_Passage to read_:
=== Begin Enclosure ===

Some of her earliest work is in the window Harmony and Fortitude in Lissadell church for the Gore-Booths which was created in 1907. In 1908 she won first prize at the Royal Dublin Society for her window in the Old Court chapel, Strangford, County Down. Most of her work was for Church of Ireland churches, though she also designed for the Presbyterian church, York Road, Dún Laoghaire, The Honan chapel, University College Cork, and her St Carthage series. During this time, she lived with her sister Sophia, who was a secretary with the Royal Irish Academy, in Dublin. When Wilhelmina Geddes left An Túr Gloine due to ill health, Rhind completed her designs. Rhind also worked closely with Catherine O'Brien. From 1917, she was a member of the Guild of Craft Workers.

Her work in the opus sectile medium was seen as very progressive and her most significant contribution to the reputation of An Túr Gloine. Some of her most noted works in were the stations of the cross made in St Enda's church, Spiddal, County Galway (1916–28), the stations made in Loughrea cathedral (1929–33), and her 1921 war memorial Archangel Michael on the exterior wall of All Saints Church, Grangegorman, Dublin. Her work incorporated stone, glass, and shell, rather than the more traditional tiny tiles or tesserae.

=== End Enclosure ===

_Supplied material_:
=== Begin Enclosure ===

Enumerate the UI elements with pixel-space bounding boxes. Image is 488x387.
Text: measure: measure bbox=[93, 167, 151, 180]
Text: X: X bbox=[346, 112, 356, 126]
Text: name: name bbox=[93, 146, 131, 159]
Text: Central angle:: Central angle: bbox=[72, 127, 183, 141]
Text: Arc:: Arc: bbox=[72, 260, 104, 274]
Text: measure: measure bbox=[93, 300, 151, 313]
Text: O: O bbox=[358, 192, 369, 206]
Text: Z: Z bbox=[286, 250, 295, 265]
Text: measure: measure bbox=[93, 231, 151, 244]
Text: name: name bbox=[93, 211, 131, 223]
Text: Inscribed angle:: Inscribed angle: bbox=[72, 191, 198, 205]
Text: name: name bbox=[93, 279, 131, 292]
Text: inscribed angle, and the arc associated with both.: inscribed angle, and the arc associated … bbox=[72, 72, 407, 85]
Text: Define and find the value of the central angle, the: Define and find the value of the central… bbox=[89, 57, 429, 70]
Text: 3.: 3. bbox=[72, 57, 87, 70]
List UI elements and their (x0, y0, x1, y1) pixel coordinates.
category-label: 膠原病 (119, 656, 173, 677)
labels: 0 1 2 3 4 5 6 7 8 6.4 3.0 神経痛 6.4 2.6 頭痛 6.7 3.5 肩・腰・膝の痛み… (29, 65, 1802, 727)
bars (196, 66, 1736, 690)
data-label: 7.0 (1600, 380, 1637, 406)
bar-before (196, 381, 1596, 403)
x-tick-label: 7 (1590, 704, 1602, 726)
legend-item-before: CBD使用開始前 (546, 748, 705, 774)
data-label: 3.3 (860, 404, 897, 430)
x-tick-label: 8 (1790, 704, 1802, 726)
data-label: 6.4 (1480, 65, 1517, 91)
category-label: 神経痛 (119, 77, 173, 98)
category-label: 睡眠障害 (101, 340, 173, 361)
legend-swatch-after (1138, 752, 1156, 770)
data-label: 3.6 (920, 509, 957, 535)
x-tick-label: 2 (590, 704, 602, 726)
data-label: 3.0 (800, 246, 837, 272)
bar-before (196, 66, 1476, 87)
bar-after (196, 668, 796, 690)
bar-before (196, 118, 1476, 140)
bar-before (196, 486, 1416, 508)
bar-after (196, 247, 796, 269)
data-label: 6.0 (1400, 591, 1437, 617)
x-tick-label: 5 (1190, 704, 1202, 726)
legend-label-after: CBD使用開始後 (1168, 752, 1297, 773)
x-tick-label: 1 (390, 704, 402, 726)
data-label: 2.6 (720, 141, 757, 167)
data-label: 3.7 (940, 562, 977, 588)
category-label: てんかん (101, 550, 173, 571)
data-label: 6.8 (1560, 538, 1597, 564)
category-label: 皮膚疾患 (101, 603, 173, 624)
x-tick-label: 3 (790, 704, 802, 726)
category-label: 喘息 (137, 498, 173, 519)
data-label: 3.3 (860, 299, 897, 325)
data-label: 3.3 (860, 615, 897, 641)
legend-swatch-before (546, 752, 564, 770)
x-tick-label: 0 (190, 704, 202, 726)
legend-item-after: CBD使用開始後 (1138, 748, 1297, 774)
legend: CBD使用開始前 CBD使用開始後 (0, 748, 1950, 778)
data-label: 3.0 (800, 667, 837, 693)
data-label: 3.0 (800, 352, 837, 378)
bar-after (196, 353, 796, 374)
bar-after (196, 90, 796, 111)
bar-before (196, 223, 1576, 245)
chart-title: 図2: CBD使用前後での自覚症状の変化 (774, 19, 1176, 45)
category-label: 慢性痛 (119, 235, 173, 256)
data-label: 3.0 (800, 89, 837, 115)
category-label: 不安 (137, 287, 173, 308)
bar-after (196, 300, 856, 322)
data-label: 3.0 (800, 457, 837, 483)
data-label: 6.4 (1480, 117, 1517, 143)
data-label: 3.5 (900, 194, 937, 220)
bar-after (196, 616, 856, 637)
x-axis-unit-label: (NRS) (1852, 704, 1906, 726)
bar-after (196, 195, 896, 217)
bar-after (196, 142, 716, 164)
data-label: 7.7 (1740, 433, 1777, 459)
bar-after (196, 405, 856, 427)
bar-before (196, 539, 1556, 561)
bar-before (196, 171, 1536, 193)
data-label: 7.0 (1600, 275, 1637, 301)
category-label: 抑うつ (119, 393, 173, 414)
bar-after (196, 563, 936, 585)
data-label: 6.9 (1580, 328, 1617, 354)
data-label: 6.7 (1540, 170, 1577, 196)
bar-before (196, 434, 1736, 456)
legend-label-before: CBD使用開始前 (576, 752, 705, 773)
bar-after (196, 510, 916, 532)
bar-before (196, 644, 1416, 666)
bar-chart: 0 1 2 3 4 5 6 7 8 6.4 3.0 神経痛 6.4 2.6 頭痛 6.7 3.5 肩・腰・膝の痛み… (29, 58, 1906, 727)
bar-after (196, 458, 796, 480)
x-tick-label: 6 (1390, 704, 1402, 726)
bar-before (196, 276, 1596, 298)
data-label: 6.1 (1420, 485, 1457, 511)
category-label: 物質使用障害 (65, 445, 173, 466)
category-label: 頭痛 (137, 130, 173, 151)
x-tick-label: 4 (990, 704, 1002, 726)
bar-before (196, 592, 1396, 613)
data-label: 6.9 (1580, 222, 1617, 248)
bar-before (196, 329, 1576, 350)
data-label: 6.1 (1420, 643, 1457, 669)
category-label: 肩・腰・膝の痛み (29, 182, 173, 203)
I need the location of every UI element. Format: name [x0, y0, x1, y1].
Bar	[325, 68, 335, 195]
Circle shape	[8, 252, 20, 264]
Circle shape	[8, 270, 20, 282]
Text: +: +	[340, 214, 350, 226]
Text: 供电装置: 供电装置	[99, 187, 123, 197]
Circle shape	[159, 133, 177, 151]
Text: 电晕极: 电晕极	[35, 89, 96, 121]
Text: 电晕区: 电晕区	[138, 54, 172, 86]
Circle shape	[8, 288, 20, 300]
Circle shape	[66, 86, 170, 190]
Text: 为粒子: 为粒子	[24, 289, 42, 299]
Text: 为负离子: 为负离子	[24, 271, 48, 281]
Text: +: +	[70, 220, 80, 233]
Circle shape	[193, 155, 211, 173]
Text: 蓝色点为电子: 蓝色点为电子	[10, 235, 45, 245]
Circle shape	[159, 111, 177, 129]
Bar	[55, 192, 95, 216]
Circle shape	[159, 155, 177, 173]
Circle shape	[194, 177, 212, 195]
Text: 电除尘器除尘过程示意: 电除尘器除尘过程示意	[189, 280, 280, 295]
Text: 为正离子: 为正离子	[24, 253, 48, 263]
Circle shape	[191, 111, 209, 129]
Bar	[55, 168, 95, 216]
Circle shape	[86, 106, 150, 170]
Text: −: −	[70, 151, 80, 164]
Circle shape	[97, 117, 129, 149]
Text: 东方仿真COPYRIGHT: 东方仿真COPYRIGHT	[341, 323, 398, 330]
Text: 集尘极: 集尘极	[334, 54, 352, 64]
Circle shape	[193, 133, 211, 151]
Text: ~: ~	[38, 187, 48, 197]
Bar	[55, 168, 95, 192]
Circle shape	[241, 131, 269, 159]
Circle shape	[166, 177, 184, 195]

=== End Enclosure ===

_Tasks and exercises_:
1. In the passage on Rhind's stained glass, rewrite the stretch from "Some of her earliest" through "of Craft Workers.", putting "shared a home with" in place of "lived with".
2. Answer these questions from the passage on Rhind's stained glass:
(a) In what year did she win first prize at the Royal Dublin Society?
(b) Which sister did she live with in Dublin?
(c) What materials did her opus sectile work incorporate?

_Responses_:
1.
Some of her earliest work is in the window Harmony and Fortitude in Lissadell church for the Gore-Booths which was created in 1907. In 1908 she won first prize at the Royal Dublin Society for her window in the Old Court chapel, Strangford, County Down. Most of her work was for Church of Ireland churches, though she also designed for the Presbyterian church, York Road, Dún Laoghaire, The Honan chapel, University College Cork, and her St Carthage series. During this time, she shared a home with her sister Sophia, who was a secretary with the Royal Irish Academy, in Dublin. When Wilhelmina Geddes left An Túr Gloine due to ill health, Rhind completed her designs. Rhind also worked closely with Catherine O'Brien. From 1917, she was a member of the Guild of Craft Workers.

2.
(a) 1908
(b) Sophia
(c) Stone, glass, and shell